Start of ENTRIES SHOWN

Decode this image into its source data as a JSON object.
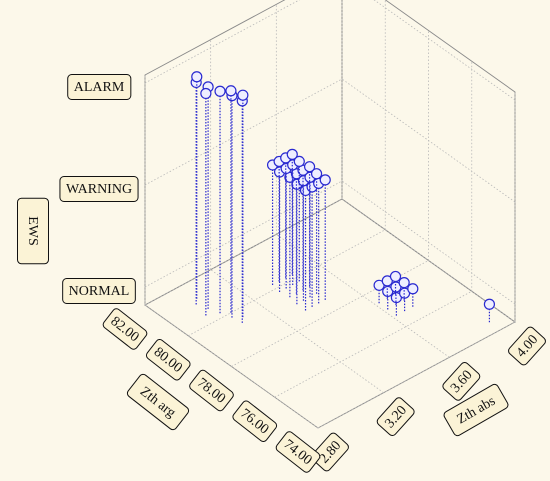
{
  "chart_data": {
    "type": "scatter3d",
    "x_label": "Zth abs",
    "y_label": "Zth arg",
    "z_label": "EWS",
    "color": "#2a2ad0",
    "xlim": [
      2.8,
      4.0
    ],
    "xticks": [
      {
        "value": 2.8,
        "label": "2.80"
      },
      {
        "value": 3.2,
        "label": "3.20"
      },
      {
        "value": 3.6,
        "label": "3.60"
      },
      {
        "value": 4.0,
        "label": "4.00"
      }
    ],
    "ylim": [
      74,
      82
    ],
    "yticks": [
      {
        "value": 74,
        "label": "74.00"
      },
      {
        "value": 76,
        "label": "76.00"
      },
      {
        "value": 78,
        "label": "78.00"
      },
      {
        "value": 80,
        "label": "80.00"
      },
      {
        "value": 82,
        "label": "82.00"
      }
    ],
    "zcategories": [
      "NORMAL",
      "WARNING",
      "ALARM"
    ],
    "grid": true,
    "x": [
      2.98,
      3.0,
      3.02,
      3.04,
      3.05,
      2.96,
      3.08,
      3.01,
      3.06,
      3.33,
      3.33,
      3.34,
      3.33,
      3.34,
      3.37,
      3.37,
      3.38,
      3.37,
      3.38,
      3.41,
      3.41,
      3.42,
      3.41,
      3.42,
      3.45,
      3.45,
      3.46,
      3.45,
      3.46,
      3.62,
      3.62,
      3.62,
      3.67,
      3.67,
      3.67,
      3.72,
      3.72,
      3.72,
      3.91
    ],
    "y": [
      81.0,
      80.6,
      80.2,
      79.8,
      79.4,
      80.4,
      79.6,
      81.2,
      80.0,
      78.6,
      79.0,
      79.4,
      79.8,
      80.2,
      78.6,
      79.0,
      79.4,
      79.8,
      80.2,
      78.6,
      79.0,
      79.4,
      79.8,
      80.2,
      78.6,
      79.0,
      79.4,
      79.8,
      80.2,
      76.6,
      77.0,
      77.4,
      76.6,
      77.0,
      77.4,
      76.6,
      77.0,
      77.4,
      74.5
    ],
    "z": [
      "ALARM",
      "ALARM",
      "ALARM",
      "ALARM",
      "ALARM",
      "ALARM",
      "ALARM",
      "ALARM",
      "ALARM",
      "WARNING",
      "WARNING",
      "WARNING",
      "WARNING",
      "WARNING",
      "WARNING",
      "WARNING",
      "WARNING",
      "WARNING",
      "WARNING",
      "WARNING",
      "WARNING",
      "WARNING",
      "WARNING",
      "WARNING",
      "WARNING",
      "WARNING",
      "WARNING",
      "WARNING",
      "WARNING",
      "NORMAL",
      "NORMAL",
      "NORMAL",
      "NORMAL",
      "NORMAL",
      "NORMAL",
      "NORMAL",
      "NORMAL",
      "NORMAL",
      "NORMAL"
    ]
  }
}
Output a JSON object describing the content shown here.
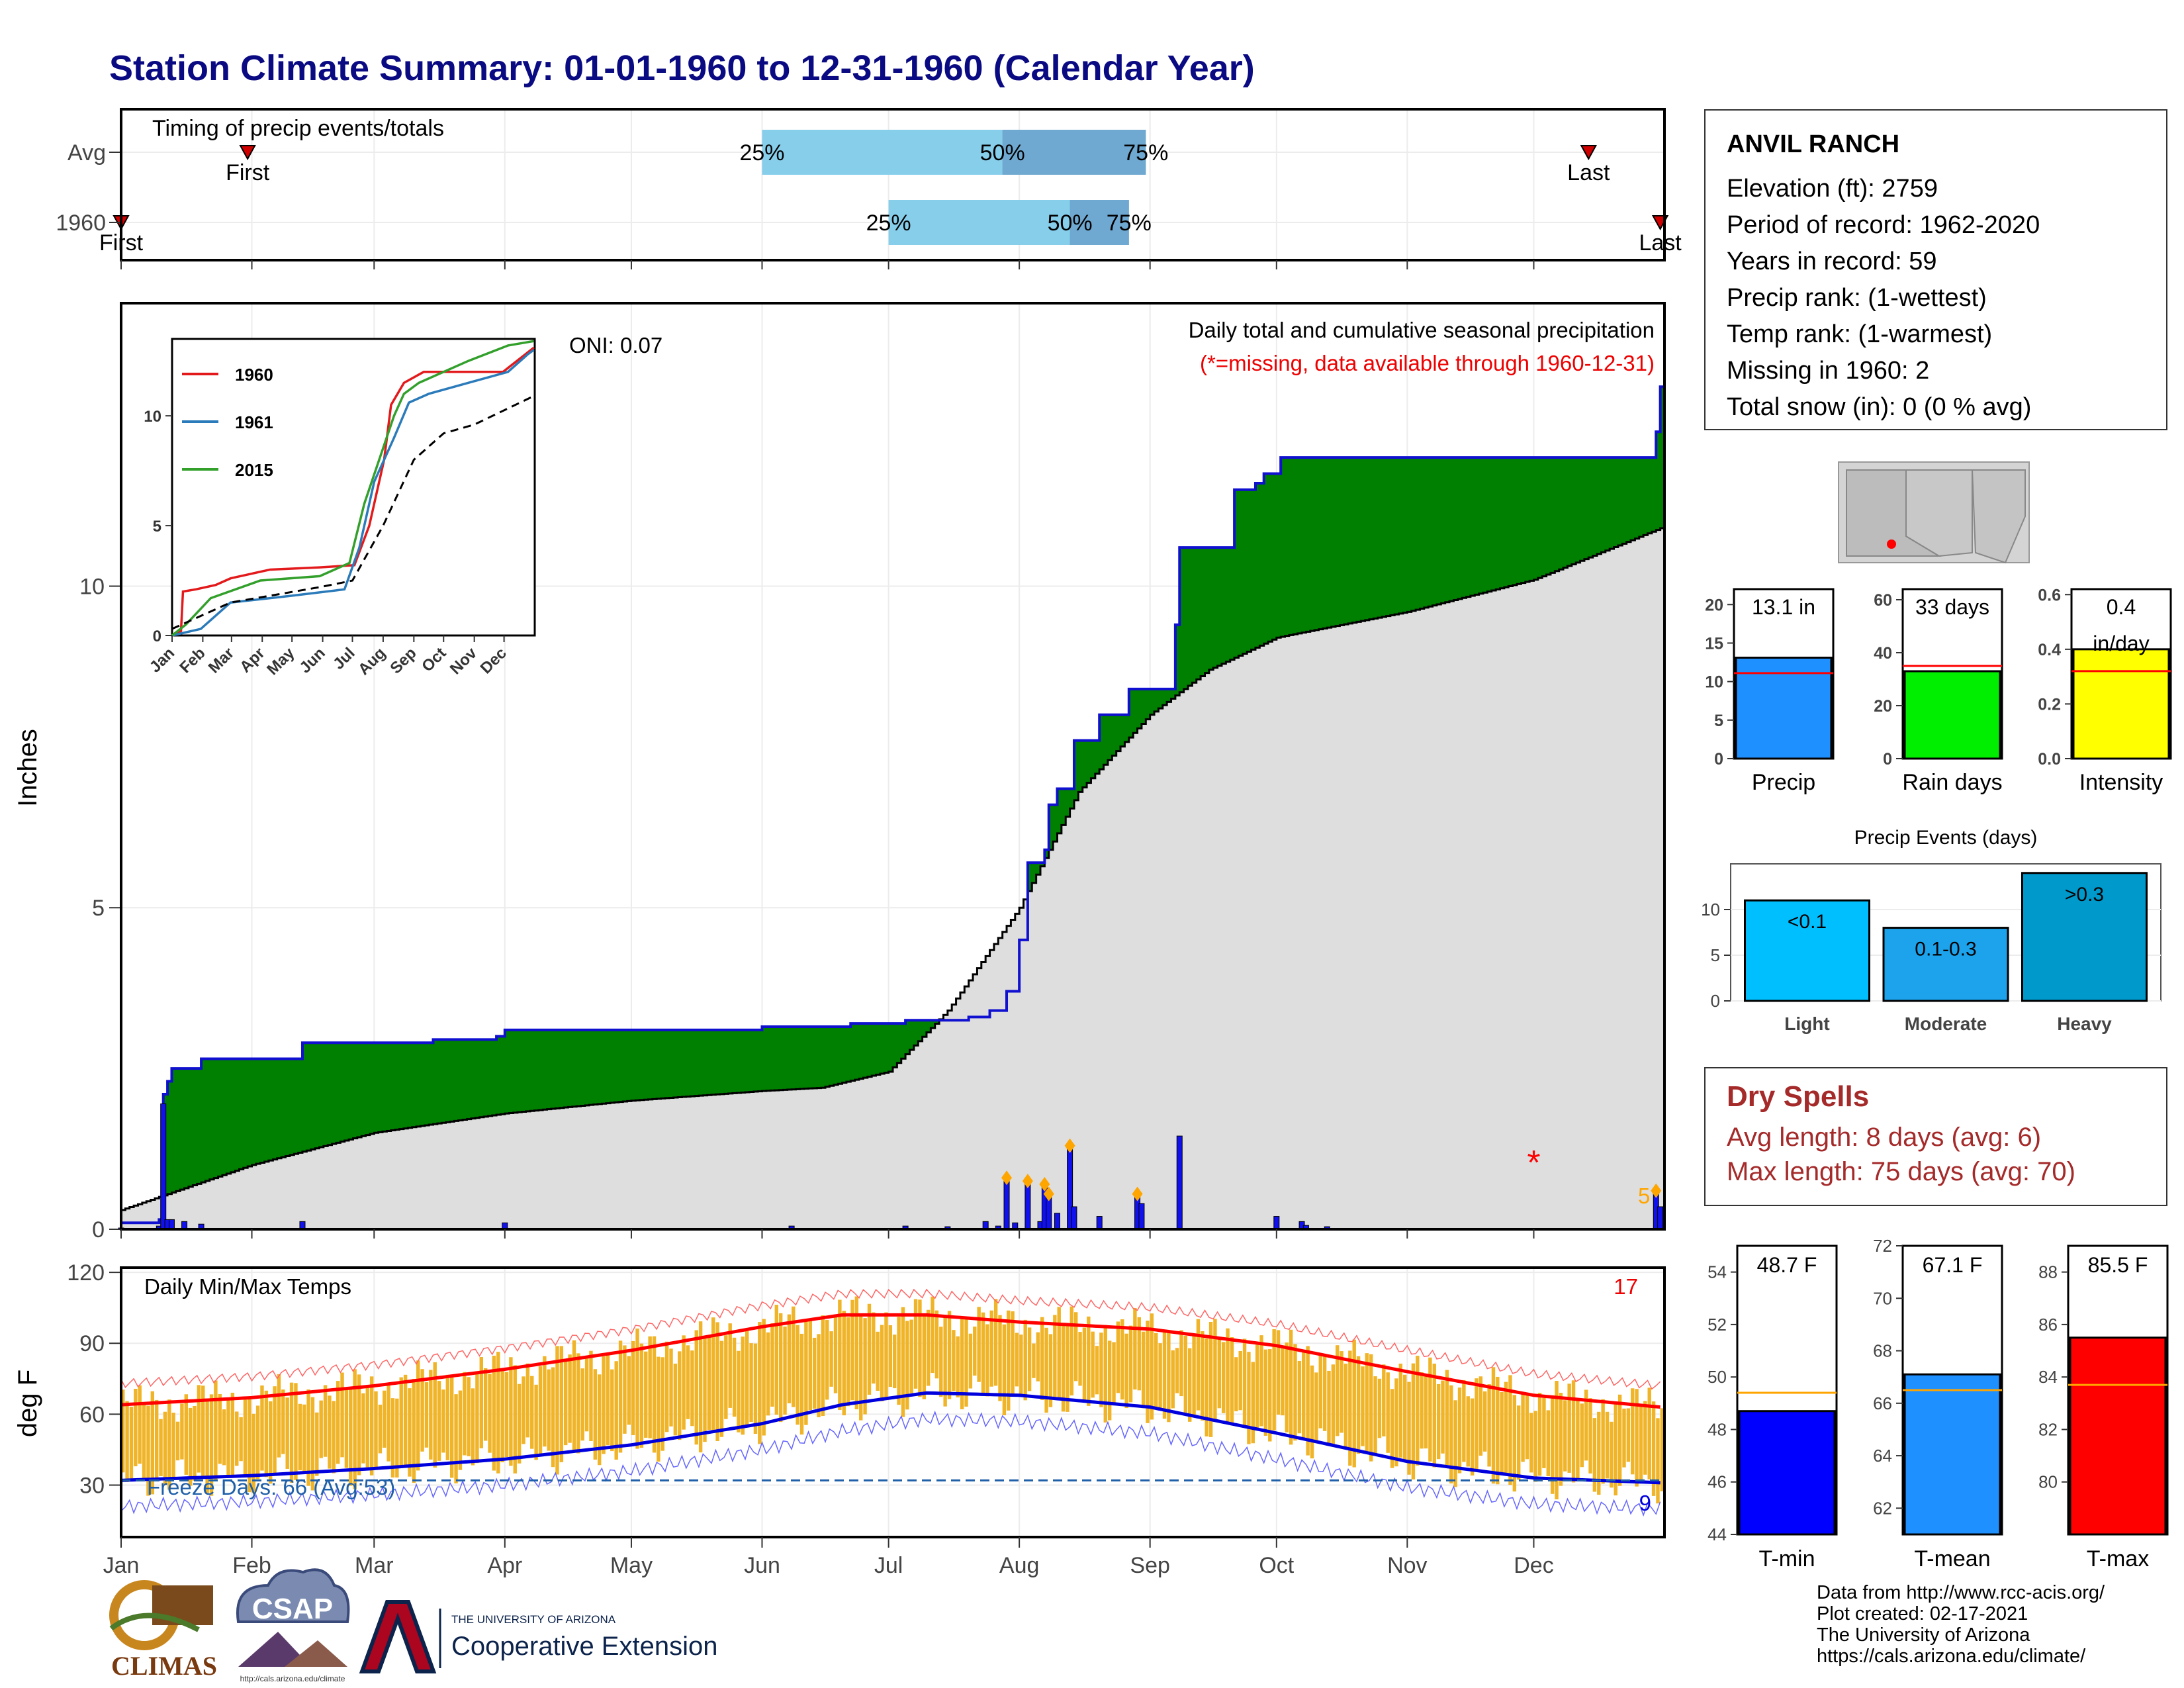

End of ENTRIES SHOWN

PROBLEM: Quote every line of the records above exactly; no picture is to be copied.

REPLY:
Decode this image into its source data as a JSON object.
{
  "chart_data": {
    "type": "scatter3d",
    "x_label": "Zth abs",
    "y_label": "Zth arg",
    "z_label": "EWS",
    "color": "#2a2ad0",
    "xlim": [
      2.8,
      4.0
    ],
    "xticks": [
      {
        "value": 2.8,
        "label": "2.80"
      },
      {
        "value": 3.2,
        "label": "3.20"
      },
      {
        "value": 3.6,
        "label": "3.60"
      },
      {
        "value": 4.0,
        "label": "4.00"
      }
    ],
    "ylim": [
      74,
      82
    ],
    "yticks": [
      {
        "value": 74,
        "label": "74.00"
      },
      {
        "value": 76,
        "label": "76.00"
      },
      {
        "value": 78,
        "label": "78.00"
      },
      {
        "value": 80,
        "label": "80.00"
      },
      {
        "value": 82,
        "label": "82.00"
      }
    ],
    "zcategories": [
      "NORMAL",
      "WARNING",
      "ALARM"
    ],
    "grid": true,
    "x": [
      2.98,
      3.0,
      3.02,
      3.04,
      3.05,
      2.96,
      3.08,
      3.01,
      3.06,
      3.33,
      3.33,
      3.34,
      3.33,
      3.34,
      3.37,
      3.37,
      3.38,
      3.37,
      3.38,
      3.41,
      3.41,
      3.42,
      3.41,
      3.42,
      3.45,
      3.45,
      3.46,
      3.45,
      3.46,
      3.62,
      3.62,
      3.62,
      3.67,
      3.67,
      3.67,
      3.72,
      3.72,
      3.72,
      3.91
    ],
    "y": [
      81.0,
      80.6,
      80.2,
      79.8,
      79.4,
      80.4,
      79.6,
      81.2,
      80.0,
      78.6,
      79.0,
      79.4,
      79.8,
      80.2,
      78.6,
      79.0,
      79.4,
      79.8,
      80.2,
      78.6,
      79.0,
      79.4,
      79.8,
      80.2,
      78.6,
      79.0,
      79.4,
      79.8,
      80.2,
      76.6,
      77.0,
      77.4,
      76.6,
      77.0,
      77.4,
      76.6,
      77.0,
      77.4,
      74.5
    ],
    "z": [
      "ALARM",
      "ALARM",
      "ALARM",
      "ALARM",
      "ALARM",
      "ALARM",
      "ALARM",
      "ALARM",
      "ALARM",
      "WARNING",
      "WARNING",
      "WARNING",
      "WARNING",
      "WARNING",
      "WARNING",
      "WARNING",
      "WARNING",
      "WARNING",
      "WARNING",
      "WARNING",
      "WARNING",
      "WARNING",
      "WARNING",
      "WARNING",
      "WARNING",
      "WARNING",
      "WARNING",
      "WARNING",
      "WARNING",
      "NORMAL",
      "NORMAL",
      "NORMAL",
      "NORMAL",
      "NORMAL",
      "NORMAL",
      "NORMAL",
      "NORMAL",
      "NORMAL",
      "NORMAL"
    ]
  }
}
Output a JSON object describing the content shown here.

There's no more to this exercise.